>>>
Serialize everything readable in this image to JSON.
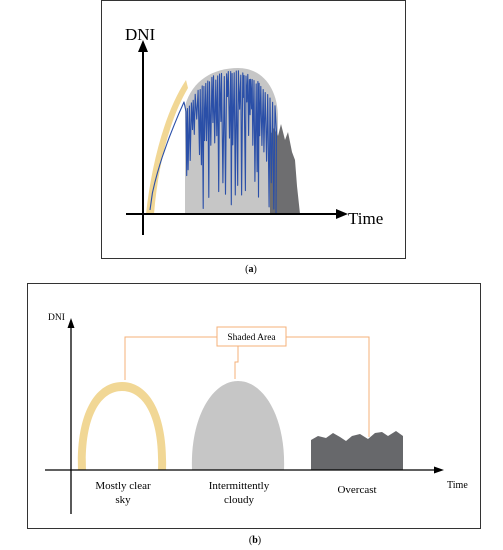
{
  "panel_a": {
    "y_axis_label": "DNI",
    "x_axis_label": "Time",
    "caption": "(a)",
    "caption_letter": "a",
    "colors": {
      "clear_sky": "#f1d795",
      "intermittent": "#c6c6c6",
      "overcast": "#6e6e70",
      "dni_trace": "#2a4fa8"
    }
  },
  "panel_b": {
    "y_axis_label": "DNI",
    "x_axis_label": "Time",
    "callout_label": "Shaded Area",
    "categories": [
      {
        "name": "mostly-clear",
        "line1": "Mostly clear",
        "line2": "sky"
      },
      {
        "name": "intermittently-cloudy",
        "line1": "Intermittently",
        "line2": "cloudy"
      },
      {
        "name": "overcast",
        "line1": "Overcast",
        "line2": ""
      }
    ],
    "caption": "(b)",
    "caption_letter": "b",
    "colors": {
      "clear_sky": "#f1d795",
      "intermittent": "#c6c6c6",
      "overcast": "#67686b",
      "callout": "#f4b07a"
    }
  }
}
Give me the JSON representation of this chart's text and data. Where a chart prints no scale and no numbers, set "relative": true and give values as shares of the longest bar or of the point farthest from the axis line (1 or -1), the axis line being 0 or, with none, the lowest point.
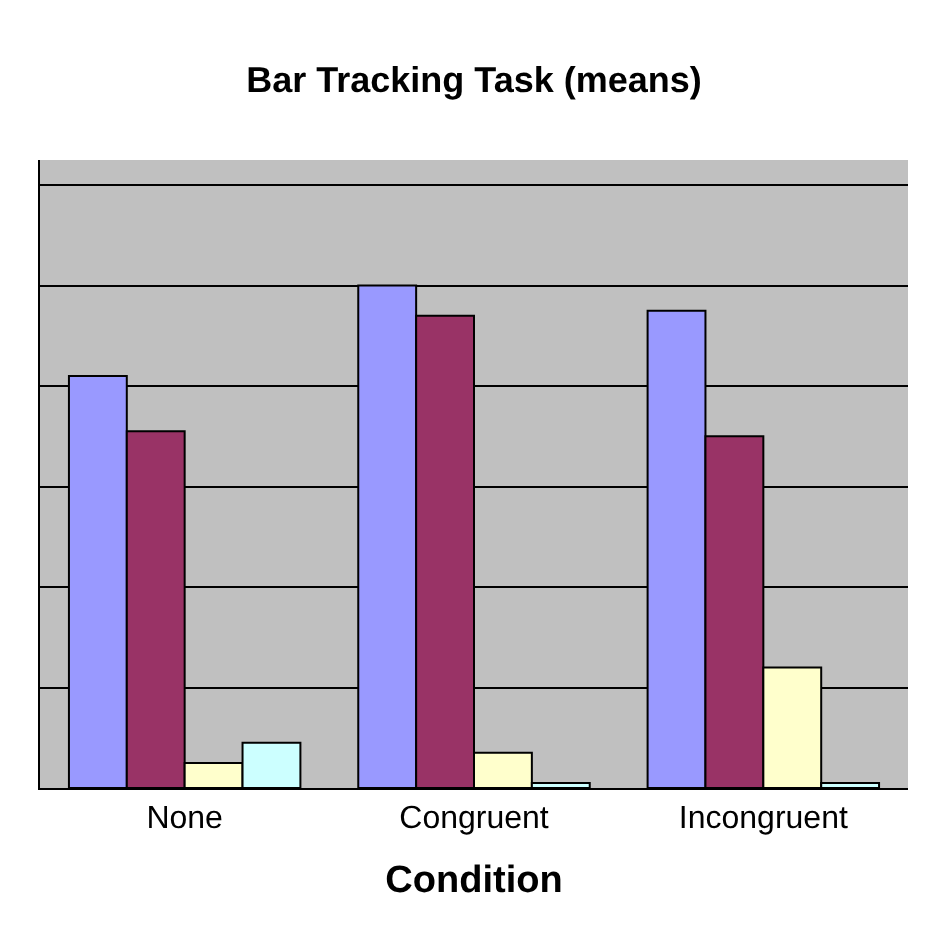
{
  "chart_data": {
    "type": "bar",
    "title": "Bar Tracking Task (means)",
    "xlabel": "Condition",
    "categories": [
      "None",
      "Congruent",
      "Incongruent"
    ],
    "relative": true,
    "grid": "y",
    "series": [
      {
        "color": "#9999ff",
        "values": [
          0.82,
          1,
          0.95
        ]
      },
      {
        "color": "#993366",
        "values": [
          0.71,
          0.94,
          0.7
        ]
      },
      {
        "color": "#ffffcc",
        "values": [
          0.05,
          0.07,
          0.24
        ]
      },
      {
        "color": "#ccffff",
        "values": [
          0.09,
          0.01,
          0.01
        ]
      }
    ]
  }
}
<<<
▶ [Description of the task]:
Retype each record exactly as it stands, but do not include the pictures.

▶ [Task result]:
Serialize everything readable in this image to JSON.
{
  "panel_a": {
    "y_axis_label": "DNI",
    "x_axis_label": "Time",
    "caption": "(a)",
    "caption_letter": "a",
    "colors": {
      "clear_sky": "#f1d795",
      "intermittent": "#c6c6c6",
      "overcast": "#6e6e70",
      "dni_trace": "#2a4fa8"
    }
  },
  "panel_b": {
    "y_axis_label": "DNI",
    "x_axis_label": "Time",
    "callout_label": "Shaded Area",
    "categories": [
      {
        "name": "mostly-clear",
        "line1": "Mostly clear",
        "line2": "sky"
      },
      {
        "name": "intermittently-cloudy",
        "line1": "Intermittently",
        "line2": "cloudy"
      },
      {
        "name": "overcast",
        "line1": "Overcast",
        "line2": ""
      }
    ],
    "caption": "(b)",
    "caption_letter": "b",
    "colors": {
      "clear_sky": "#f1d795",
      "intermittent": "#c6c6c6",
      "overcast": "#67686b",
      "callout": "#f4b07a"
    }
  }
}
Give me the JSON representation of this chart's text and data. Where a chart prints no scale and no numbers, set "relative": true and give values as shares of the longest bar or of the point farthest from the axis line (1 or -1), the axis line being 0 or, with none, the lowest point.
{
  "chart_data": {
    "type": "bar",
    "title": "Bar Tracking Task (means)",
    "xlabel": "Condition",
    "categories": [
      "None",
      "Congruent",
      "Incongruent"
    ],
    "relative": true,
    "grid": "y",
    "series": [
      {
        "color": "#9999ff",
        "values": [
          0.82,
          1,
          0.95
        ]
      },
      {
        "color": "#993366",
        "values": [
          0.71,
          0.94,
          0.7
        ]
      },
      {
        "color": "#ffffcc",
        "values": [
          0.05,
          0.07,
          0.24
        ]
      },
      {
        "color": "#ccffff",
        "values": [
          0.09,
          0.01,
          0.01
        ]
      }
    ]
  }
}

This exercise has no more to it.